Search the material for the word "from" and copy each line that holds it.

- [Records supplied]
::::::::::

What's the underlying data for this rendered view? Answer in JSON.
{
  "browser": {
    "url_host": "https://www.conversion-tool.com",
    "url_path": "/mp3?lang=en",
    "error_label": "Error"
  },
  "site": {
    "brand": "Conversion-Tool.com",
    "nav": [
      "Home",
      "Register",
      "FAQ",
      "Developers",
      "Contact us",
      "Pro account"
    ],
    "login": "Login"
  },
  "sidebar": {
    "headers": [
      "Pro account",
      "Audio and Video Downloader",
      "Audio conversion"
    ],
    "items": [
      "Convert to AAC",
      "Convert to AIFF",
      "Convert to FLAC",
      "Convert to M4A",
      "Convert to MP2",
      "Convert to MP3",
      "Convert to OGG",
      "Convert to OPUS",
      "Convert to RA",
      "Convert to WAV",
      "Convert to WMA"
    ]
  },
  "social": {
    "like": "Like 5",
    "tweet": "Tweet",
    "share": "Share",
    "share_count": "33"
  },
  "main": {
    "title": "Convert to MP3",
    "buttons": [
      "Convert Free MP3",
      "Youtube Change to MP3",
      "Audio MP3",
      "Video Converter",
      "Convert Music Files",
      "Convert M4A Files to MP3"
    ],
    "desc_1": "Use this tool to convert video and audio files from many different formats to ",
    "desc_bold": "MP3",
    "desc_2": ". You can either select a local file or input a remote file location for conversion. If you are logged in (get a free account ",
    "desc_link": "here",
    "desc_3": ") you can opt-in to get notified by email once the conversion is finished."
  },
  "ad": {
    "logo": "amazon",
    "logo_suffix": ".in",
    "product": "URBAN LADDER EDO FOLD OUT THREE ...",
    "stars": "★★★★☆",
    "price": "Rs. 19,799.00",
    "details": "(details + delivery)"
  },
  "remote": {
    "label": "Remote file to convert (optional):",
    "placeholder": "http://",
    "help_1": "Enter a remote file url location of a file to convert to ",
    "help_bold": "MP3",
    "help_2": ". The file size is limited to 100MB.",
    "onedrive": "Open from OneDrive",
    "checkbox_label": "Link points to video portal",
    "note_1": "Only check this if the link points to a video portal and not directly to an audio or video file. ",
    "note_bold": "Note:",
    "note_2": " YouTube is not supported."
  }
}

::::::::::

- [Result]
    "desc_1": "Use this tool to convert video and audio files from many different formats to ",
    "onedrive": "Open from OneDrive",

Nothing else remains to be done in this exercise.